Vorliegender Text:
Die Brüder Karamasow - Schauspielhaus Bochum
Séance der letzten Fragen
15. Oktober 2023. Sieben Stunden Dostojewskij als Wanderung durch das ganze Theater – inklusive Kammerspiele, Werkstätten und Foyers – mit zwei Pausen und Dinner sogar: In Johan Simons' Auseinandersetzung mit dem monströsen Stoff berühren sich die Extreme. Ein Ereignis!
Von Andreas Wilink
15. Oktober 2023. Das "kolossale Drama" erkannte Thomas Mann in dem Buch, wie in allen Romanen des Russen. Johan Simons transponiert nun über weite Strecken das Drama zurück in ruhig strömende Gedankenflüsse und szenische Begegnungen – es gibt eben auch einen Extremismus des Unaufwendigen. Das Beiläufige schafft hier erst die Voraussetzung für die Intensität der konzertierten Aktionen, bei denen, wie einzelne Nervenstränge und Muskelfasern, emotionale Zustände und Charakteraufrisse herauspräpariert werden.

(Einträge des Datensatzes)
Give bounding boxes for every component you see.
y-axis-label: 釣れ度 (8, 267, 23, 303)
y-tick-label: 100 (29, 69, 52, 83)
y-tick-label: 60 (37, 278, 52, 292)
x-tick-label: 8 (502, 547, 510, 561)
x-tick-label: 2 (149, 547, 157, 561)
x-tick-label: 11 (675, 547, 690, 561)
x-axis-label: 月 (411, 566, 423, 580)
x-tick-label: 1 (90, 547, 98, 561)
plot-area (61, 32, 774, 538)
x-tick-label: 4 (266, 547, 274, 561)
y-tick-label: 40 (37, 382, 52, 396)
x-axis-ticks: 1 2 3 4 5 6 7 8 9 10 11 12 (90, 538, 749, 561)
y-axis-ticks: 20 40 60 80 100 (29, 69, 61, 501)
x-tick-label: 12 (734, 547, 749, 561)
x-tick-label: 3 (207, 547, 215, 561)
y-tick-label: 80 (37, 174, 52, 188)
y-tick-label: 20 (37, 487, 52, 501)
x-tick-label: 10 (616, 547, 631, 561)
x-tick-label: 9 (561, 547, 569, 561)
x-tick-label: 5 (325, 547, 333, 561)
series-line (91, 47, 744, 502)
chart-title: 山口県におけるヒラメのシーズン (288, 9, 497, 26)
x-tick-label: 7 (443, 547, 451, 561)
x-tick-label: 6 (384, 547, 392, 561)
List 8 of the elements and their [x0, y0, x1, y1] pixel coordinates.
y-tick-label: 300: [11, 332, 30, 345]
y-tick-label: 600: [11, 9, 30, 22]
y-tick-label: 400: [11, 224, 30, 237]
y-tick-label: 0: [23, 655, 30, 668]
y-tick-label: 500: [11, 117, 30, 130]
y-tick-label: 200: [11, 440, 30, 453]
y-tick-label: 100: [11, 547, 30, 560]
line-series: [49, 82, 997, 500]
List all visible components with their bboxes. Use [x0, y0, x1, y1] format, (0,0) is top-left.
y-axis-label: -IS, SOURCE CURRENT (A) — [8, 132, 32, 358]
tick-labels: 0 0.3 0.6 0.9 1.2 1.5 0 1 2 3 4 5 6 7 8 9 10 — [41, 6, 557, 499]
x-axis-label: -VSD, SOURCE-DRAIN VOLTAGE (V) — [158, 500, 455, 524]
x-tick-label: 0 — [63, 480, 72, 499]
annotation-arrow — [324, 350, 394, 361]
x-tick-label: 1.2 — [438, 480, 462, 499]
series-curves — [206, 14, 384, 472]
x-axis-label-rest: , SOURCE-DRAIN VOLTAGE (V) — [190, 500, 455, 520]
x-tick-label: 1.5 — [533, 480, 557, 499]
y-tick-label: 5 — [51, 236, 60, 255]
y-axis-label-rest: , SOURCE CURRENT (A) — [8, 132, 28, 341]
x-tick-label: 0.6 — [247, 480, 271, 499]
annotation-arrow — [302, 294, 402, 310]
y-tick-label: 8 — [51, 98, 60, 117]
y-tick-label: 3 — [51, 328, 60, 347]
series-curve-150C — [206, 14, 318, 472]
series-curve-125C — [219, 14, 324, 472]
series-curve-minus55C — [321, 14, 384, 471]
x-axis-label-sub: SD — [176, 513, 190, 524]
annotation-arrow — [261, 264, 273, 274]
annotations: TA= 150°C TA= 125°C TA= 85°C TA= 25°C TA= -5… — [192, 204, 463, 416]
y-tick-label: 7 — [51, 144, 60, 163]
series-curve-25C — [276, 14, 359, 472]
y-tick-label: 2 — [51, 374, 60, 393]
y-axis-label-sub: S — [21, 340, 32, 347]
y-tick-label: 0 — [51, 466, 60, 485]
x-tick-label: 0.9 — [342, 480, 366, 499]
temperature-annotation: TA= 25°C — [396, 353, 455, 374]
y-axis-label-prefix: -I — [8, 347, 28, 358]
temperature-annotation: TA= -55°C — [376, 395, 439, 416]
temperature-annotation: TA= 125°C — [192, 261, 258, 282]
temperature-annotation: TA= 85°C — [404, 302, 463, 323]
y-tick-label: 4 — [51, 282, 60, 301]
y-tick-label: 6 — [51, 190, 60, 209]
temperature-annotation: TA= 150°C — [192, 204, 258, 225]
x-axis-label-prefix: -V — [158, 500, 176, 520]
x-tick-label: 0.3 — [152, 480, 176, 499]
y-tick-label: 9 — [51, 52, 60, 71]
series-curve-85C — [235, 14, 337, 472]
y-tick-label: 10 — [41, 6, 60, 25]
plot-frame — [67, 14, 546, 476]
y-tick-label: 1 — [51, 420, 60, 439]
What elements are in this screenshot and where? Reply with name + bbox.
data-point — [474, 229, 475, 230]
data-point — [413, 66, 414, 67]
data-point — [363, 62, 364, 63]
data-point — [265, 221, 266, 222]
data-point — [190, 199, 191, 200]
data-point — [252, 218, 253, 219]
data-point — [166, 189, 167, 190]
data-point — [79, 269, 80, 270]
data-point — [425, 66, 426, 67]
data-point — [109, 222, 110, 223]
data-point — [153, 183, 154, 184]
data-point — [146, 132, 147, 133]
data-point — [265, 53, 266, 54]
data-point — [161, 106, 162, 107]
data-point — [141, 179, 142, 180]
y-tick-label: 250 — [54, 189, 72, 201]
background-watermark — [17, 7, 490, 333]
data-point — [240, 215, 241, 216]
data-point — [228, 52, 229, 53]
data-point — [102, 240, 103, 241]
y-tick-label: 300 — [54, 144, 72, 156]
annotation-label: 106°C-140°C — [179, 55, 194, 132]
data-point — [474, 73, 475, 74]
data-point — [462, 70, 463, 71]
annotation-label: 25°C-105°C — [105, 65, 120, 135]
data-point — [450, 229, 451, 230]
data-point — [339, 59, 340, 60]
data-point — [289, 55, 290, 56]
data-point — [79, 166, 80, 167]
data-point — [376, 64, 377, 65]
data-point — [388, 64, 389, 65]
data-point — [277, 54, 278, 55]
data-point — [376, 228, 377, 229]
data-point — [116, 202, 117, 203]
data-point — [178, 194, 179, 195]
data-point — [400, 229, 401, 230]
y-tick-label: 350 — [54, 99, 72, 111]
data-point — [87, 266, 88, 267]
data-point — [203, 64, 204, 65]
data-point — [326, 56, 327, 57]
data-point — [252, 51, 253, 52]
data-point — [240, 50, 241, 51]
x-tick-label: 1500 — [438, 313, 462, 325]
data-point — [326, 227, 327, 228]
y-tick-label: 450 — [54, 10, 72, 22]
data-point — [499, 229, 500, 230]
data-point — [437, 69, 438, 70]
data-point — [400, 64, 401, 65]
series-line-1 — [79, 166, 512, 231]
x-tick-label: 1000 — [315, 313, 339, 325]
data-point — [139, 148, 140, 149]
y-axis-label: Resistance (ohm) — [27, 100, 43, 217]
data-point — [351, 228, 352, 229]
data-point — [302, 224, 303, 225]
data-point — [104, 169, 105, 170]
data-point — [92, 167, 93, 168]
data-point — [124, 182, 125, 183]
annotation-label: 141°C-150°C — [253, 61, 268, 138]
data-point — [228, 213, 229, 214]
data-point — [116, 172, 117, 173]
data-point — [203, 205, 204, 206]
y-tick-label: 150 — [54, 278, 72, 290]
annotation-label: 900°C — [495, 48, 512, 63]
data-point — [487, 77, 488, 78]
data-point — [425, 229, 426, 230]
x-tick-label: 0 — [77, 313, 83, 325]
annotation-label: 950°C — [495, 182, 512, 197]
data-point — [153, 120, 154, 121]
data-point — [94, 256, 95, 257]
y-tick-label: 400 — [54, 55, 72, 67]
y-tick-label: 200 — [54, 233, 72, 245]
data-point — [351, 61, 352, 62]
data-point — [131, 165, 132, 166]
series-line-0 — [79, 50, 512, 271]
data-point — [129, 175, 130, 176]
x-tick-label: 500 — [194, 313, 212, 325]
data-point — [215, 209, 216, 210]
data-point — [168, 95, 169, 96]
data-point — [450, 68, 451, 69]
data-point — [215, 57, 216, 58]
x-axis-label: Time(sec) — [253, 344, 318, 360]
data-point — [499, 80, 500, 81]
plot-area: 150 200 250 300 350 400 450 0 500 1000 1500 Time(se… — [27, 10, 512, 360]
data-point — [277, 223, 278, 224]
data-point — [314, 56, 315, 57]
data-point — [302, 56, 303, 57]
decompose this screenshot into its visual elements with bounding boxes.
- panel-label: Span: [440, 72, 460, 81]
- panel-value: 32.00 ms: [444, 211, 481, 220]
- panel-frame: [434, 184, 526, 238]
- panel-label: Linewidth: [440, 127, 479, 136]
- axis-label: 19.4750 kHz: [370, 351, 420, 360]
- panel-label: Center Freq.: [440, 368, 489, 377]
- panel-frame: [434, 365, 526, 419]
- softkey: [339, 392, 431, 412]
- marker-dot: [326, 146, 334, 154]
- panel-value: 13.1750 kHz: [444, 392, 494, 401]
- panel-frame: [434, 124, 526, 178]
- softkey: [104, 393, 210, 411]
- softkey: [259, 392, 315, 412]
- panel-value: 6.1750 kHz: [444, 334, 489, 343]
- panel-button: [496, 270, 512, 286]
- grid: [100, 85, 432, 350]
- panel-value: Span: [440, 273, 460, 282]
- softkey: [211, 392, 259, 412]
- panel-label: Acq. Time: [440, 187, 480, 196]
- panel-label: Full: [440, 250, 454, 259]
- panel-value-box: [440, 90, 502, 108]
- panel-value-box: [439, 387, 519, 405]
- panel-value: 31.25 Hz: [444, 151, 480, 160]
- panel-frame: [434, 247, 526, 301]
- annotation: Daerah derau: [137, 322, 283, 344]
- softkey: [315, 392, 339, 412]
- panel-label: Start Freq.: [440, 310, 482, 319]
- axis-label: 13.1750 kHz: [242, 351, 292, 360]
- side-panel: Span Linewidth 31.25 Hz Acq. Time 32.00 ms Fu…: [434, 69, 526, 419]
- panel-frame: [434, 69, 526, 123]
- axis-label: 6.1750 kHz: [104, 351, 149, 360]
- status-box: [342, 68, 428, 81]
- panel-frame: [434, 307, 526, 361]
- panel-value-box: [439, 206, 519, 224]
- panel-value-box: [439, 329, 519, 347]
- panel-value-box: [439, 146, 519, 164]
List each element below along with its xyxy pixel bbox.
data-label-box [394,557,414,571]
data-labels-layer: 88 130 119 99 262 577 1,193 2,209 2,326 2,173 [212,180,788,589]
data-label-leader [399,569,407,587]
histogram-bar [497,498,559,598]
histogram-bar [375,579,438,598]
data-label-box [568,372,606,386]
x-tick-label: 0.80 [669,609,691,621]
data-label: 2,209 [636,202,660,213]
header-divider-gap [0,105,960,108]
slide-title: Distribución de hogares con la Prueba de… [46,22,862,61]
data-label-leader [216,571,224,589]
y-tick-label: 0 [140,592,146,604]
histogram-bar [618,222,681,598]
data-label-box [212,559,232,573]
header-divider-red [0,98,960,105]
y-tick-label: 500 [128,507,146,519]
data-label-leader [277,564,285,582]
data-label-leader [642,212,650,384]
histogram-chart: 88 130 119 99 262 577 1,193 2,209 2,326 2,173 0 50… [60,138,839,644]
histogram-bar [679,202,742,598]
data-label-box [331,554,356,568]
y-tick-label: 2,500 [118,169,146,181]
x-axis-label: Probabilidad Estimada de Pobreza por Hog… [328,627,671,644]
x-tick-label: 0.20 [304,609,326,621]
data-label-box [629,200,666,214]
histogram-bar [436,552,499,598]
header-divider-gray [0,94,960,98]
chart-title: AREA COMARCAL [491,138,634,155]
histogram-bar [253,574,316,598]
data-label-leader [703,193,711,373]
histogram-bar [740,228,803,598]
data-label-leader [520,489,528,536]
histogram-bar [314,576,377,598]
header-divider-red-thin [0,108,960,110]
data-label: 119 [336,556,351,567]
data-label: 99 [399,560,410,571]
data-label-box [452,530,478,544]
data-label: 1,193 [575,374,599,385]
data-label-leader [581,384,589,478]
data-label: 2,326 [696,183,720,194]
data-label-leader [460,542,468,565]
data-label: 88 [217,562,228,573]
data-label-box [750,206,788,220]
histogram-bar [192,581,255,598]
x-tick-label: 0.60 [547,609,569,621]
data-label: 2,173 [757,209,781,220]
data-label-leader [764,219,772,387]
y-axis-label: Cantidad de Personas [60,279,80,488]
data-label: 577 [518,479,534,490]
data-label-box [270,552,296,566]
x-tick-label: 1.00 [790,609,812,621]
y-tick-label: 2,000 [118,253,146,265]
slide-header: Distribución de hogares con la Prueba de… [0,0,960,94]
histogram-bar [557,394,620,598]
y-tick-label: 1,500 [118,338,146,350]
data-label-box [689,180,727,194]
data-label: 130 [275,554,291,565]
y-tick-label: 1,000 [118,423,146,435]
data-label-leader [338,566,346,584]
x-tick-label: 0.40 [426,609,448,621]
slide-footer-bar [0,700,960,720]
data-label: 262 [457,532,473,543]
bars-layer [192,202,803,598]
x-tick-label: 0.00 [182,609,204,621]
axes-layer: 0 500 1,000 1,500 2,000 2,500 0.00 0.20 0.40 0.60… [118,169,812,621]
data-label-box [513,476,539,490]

Die Aufgabenstellung: Schreibe aus der Theaterkritik den Abschnitt von „Die Brüder Karamasow“ bis einschließlich „Charakteraufrisse herauspräpariert werden.“ wortgetreu ab. Die Datensätze spielen hier keine Rolle.

Die Lösung:
Die Brüder Karamasow - Schauspielhaus Bochum
Séance der letzten Fragen
15. Oktober 2023. Sieben Stunden Dostojewskij als Wanderung durch das ganze Theater – inklusive Kammerspiele, Werkstätten und Foyers – mit zwei Pausen und Dinner sogar: In Johan Simons' Auseinandersetzung mit dem monströsen Stoff berühren sich die Extreme. Ein Ereignis!
Von Andreas Wilink
15. Oktober 2023. Das "kolossale Drama" erkannte Thomas Mann in dem Buch, wie in allen Romanen des Russen. Johan Simons transponiert nun über weite Strecken das Drama zurück in ruhig strömende Gedankenflüsse und szenische Begegnungen – es gibt eben auch einen Extremismus des Unaufwendigen. Das Beiläufige schafft hier erst die Voraussetzung für die Intensität der konzertierten Aktionen, bei denen, wie einzelne Nervenstränge und Muskelfasern, emotionale Zustände und Charakteraufrisse herauspräpariert werden.